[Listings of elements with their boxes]
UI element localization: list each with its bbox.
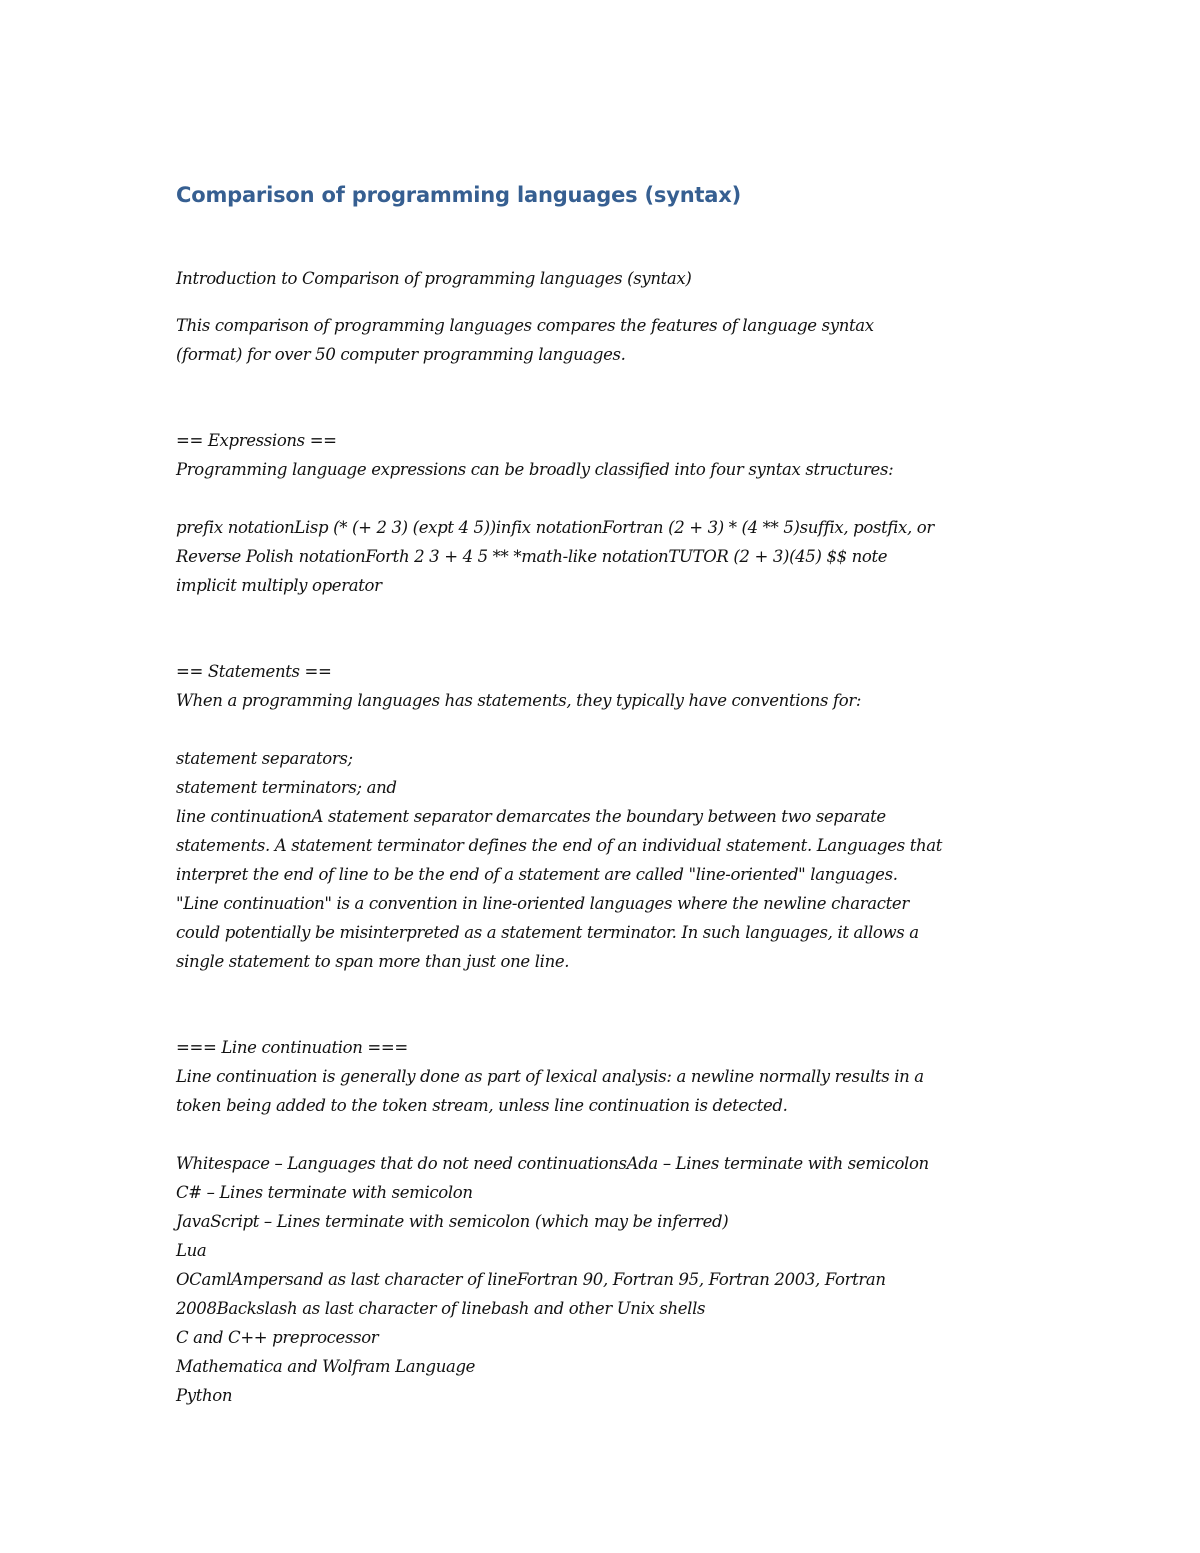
intro-heading: Introduction to Comparison of programming languages (syntax) (176, 269, 692, 288)
statements-line: could potentially be misinterpreted as a statement terminator. In such languages, it allows a (176, 923, 919, 942)
line-continuation-line: JavaScript – Lines terminate with semicolon (which may be inferred) (176, 1212, 729, 1231)
expressions-line: Reverse Polish notationForth 2 3 + 4 5 ** *math-like notationTUTOR (2 + 3)(45) $$ note (176, 547, 888, 566)
line-continuation-line: Lua (176, 1241, 207, 1260)
expressions-section (176, 426, 1036, 600)
line-continuation-line: Python (176, 1386, 233, 1405)
intro-line: This comparison of programming languages compares the features of language syntax (176, 316, 874, 335)
line-continuation-lead: token being added to the token stream, unless line continuation is detected. (176, 1096, 788, 1115)
line-continuation-line: 2008Backslash as last character of linebash and other Unix shells (176, 1299, 706, 1318)
line-continuation-lead: Line continuation is generally done as part of lexical analysis: a newline normally results in a (176, 1067, 924, 1086)
statements-line: "Line continuation" is a convention in line-oriented languages where the newline character (176, 894, 909, 913)
line-continuation-line: Mathematica and Wolfram Language (176, 1357, 476, 1376)
intro-section (176, 264, 1036, 369)
expressions-line: prefix notationLisp (* (+ 2 3) (expt 4 5))infix notationFortran (2 + 3) * (4 ** 5)suffix, postfix, or (176, 518, 934, 537)
statements-section (176, 657, 1036, 976)
statements-line: statement terminators; and (176, 778, 397, 797)
line-continuation-line: OCamlAmpersand as last character of lineFortran 90, Fortran 95, Fortran 2003, Fortran (176, 1270, 886, 1289)
statements-line: statement separators; (176, 749, 353, 768)
line-continuation-section (176, 1033, 1036, 1410)
statements-line: line continuationA statement separator demarcates the boundary between two separate (176, 807, 886, 826)
statements-heading: == Statements == (176, 662, 332, 681)
intro-line: (format) for over 50 computer programming languages. (176, 345, 626, 364)
statements-line: interpret the end of line to be the end of a statement are called "line-oriented" languages. (176, 865, 898, 884)
statements-line: single statement to span more than just one line. (176, 952, 570, 971)
document-body (176, 178, 1036, 1410)
line-continuation-heading: === Line continuation === (176, 1038, 408, 1057)
line-continuation-line: Whitespace – Languages that do not need continuationsAda – Lines terminate with semicolon (176, 1154, 929, 1173)
statements-lead: When a programming languages has statements, they typically have conventions for: (176, 691, 862, 710)
statements-line: statements. A statement terminator defines the end of an individual statement. Languages that (176, 836, 943, 855)
expressions-heading: == Expressions == (176, 431, 337, 450)
line-continuation-line: C and C++ preprocessor (176, 1328, 379, 1347)
expressions-line: implicit multiply operator (176, 576, 382, 595)
document-title: Comparison of programming languages (syntax) (176, 183, 742, 207)
line-continuation-line: C# – Lines terminate with semicolon (176, 1183, 473, 1202)
expressions-lead: Programming language expressions can be broadly classified into four syntax structures: (176, 460, 894, 479)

> Stated problem:
From the records above, quote verbatim every line starting with the line that contains "intro-heading: Introduction to" and continuing through the line that contains "statements-line: could potentially", including both of those lines.

> Task result:
intro-heading: Introduction to Comparison of programming languages (syntax) (176, 269, 692, 288)
statements-line: could potentially be misinterpreted as a statement terminator. In such languages, it allows a (176, 923, 919, 942)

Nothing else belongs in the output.